Give the count of lines that include the string "vehicle". Add nothing to it.

■ Items
========================================================================

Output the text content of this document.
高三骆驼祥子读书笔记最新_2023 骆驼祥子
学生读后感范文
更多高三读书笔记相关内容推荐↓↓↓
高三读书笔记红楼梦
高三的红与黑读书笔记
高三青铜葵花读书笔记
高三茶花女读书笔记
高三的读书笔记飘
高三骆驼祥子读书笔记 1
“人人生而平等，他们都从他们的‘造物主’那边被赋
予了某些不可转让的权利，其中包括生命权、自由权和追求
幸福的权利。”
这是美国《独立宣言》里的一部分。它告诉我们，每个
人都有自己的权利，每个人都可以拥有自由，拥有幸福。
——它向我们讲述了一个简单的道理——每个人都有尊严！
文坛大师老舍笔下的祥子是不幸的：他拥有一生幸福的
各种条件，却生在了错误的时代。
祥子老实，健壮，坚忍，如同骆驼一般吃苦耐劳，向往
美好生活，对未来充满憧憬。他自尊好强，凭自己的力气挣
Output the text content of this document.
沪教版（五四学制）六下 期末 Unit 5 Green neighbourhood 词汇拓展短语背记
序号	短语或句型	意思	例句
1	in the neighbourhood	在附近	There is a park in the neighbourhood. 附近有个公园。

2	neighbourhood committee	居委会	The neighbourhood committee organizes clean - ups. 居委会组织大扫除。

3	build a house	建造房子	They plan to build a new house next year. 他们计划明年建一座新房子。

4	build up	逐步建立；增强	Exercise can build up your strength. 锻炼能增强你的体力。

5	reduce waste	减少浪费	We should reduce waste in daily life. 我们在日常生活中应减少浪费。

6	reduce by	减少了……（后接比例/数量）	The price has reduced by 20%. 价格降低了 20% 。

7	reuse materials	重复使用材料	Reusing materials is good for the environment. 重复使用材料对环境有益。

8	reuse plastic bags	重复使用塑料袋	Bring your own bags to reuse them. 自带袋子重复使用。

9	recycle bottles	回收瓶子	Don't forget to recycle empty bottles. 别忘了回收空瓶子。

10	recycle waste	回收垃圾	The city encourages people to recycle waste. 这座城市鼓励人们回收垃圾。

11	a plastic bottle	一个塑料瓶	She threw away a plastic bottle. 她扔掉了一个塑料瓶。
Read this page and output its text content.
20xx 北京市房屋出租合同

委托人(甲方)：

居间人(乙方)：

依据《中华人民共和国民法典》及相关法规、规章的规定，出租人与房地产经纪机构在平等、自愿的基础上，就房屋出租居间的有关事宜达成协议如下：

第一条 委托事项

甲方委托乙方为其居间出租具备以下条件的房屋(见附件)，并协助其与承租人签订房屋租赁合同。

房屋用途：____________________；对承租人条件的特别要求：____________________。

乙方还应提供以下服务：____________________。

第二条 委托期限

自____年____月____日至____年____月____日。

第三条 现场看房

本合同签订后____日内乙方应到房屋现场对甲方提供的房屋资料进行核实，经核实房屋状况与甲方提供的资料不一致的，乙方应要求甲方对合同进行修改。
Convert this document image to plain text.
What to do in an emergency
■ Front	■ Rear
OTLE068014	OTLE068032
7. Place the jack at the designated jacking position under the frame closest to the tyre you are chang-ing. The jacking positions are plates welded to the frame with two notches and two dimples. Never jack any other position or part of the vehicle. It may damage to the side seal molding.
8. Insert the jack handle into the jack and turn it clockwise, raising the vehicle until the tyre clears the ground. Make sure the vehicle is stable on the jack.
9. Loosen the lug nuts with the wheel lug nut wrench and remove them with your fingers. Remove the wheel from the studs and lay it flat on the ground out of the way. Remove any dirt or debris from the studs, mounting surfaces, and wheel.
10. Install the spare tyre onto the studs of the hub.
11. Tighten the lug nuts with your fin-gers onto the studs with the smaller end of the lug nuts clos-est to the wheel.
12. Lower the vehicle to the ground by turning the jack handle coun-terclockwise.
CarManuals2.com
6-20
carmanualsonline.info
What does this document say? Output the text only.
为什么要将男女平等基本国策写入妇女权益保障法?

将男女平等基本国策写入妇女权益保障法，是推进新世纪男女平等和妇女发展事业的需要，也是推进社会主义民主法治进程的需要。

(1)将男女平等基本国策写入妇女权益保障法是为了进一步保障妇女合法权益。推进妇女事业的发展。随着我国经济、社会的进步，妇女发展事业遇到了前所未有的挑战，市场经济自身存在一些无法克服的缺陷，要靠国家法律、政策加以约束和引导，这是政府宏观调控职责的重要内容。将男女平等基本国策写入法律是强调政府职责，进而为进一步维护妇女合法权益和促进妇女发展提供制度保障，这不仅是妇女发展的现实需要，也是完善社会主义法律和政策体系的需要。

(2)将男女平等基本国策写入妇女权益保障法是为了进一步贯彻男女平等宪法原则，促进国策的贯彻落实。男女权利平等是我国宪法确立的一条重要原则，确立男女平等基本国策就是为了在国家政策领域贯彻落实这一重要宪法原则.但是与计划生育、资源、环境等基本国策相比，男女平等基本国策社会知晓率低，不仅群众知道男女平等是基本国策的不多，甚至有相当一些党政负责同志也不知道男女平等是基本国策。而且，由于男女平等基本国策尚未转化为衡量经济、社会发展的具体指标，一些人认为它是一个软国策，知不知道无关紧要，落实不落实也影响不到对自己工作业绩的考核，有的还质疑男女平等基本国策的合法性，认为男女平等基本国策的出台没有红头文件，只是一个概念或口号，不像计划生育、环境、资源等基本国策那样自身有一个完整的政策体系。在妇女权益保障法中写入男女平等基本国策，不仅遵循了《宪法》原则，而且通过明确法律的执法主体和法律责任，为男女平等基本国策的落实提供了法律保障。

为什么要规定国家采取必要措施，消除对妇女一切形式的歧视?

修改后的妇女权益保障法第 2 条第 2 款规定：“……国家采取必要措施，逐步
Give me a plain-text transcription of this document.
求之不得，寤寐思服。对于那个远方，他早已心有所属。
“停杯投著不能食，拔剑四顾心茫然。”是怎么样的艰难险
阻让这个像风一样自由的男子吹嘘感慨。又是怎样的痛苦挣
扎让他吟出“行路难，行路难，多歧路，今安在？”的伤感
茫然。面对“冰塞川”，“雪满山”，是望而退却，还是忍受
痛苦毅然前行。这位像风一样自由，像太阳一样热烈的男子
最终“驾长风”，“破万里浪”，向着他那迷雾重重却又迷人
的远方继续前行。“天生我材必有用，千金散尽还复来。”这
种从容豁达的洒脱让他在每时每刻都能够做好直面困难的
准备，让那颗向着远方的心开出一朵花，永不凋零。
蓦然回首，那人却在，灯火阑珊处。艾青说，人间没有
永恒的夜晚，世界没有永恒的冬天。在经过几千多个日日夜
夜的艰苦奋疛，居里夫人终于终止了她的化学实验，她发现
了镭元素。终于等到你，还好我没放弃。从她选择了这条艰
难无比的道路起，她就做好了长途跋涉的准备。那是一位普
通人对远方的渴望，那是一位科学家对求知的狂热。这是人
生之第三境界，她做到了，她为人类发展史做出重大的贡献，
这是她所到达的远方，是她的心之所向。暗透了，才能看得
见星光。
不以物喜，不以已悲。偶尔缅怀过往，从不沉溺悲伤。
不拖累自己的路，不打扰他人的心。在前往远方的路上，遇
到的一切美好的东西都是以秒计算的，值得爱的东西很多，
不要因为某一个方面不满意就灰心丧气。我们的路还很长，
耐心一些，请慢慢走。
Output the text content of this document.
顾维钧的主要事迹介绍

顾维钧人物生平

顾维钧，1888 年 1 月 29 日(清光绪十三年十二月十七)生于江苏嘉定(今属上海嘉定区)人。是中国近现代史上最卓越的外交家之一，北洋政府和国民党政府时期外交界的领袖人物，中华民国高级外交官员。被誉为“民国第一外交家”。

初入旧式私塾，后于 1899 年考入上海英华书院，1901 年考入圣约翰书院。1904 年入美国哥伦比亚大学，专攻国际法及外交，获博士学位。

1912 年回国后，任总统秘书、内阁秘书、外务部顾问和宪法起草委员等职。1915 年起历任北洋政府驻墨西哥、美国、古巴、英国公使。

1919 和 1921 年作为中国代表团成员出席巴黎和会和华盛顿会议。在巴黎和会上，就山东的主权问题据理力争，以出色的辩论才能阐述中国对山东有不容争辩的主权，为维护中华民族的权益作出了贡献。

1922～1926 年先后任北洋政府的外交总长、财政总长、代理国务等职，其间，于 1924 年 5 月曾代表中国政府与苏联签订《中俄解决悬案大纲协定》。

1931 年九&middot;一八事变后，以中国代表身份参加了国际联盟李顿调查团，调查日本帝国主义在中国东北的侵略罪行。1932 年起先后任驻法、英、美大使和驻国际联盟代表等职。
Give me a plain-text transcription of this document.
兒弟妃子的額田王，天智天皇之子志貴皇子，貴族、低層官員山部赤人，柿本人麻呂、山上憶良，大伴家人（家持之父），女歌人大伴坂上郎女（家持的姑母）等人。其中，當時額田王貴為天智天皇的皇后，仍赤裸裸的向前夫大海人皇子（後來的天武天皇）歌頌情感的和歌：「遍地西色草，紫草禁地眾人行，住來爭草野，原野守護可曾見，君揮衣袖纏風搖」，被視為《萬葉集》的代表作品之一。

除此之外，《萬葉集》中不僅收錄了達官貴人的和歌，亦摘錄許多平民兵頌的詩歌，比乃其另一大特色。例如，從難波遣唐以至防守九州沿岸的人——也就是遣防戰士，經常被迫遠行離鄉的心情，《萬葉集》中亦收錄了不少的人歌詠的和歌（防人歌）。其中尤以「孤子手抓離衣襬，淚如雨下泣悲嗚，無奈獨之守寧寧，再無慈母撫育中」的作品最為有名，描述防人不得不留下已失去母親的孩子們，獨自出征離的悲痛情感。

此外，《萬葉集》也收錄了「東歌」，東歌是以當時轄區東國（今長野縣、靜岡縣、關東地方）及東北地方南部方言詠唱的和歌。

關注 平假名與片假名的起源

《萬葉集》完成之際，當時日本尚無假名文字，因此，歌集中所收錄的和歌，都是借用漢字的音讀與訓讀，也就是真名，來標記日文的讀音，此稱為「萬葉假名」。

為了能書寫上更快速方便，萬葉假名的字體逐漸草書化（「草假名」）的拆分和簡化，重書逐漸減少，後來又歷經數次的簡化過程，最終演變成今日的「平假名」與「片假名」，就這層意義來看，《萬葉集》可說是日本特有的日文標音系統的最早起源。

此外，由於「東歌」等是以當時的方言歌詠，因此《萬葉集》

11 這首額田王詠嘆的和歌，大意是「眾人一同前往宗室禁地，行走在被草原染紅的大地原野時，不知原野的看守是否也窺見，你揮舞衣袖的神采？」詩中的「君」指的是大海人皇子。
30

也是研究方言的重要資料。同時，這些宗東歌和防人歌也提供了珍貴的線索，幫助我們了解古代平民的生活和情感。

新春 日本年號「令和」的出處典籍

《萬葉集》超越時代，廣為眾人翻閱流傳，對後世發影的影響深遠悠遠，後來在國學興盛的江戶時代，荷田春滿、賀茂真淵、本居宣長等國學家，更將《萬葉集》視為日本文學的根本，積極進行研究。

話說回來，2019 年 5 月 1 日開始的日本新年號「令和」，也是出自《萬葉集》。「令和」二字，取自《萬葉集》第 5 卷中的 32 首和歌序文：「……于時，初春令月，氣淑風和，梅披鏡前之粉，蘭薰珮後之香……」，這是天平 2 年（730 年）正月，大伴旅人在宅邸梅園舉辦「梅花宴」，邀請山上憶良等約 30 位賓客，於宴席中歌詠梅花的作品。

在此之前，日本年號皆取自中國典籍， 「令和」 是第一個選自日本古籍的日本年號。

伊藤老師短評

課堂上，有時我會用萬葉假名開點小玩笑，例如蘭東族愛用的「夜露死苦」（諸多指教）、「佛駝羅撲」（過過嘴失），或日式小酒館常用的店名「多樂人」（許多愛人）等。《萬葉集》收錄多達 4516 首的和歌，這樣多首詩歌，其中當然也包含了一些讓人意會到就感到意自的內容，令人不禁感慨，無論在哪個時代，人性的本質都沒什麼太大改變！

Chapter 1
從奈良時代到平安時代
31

========================================================================

■ Reply to the exercise
3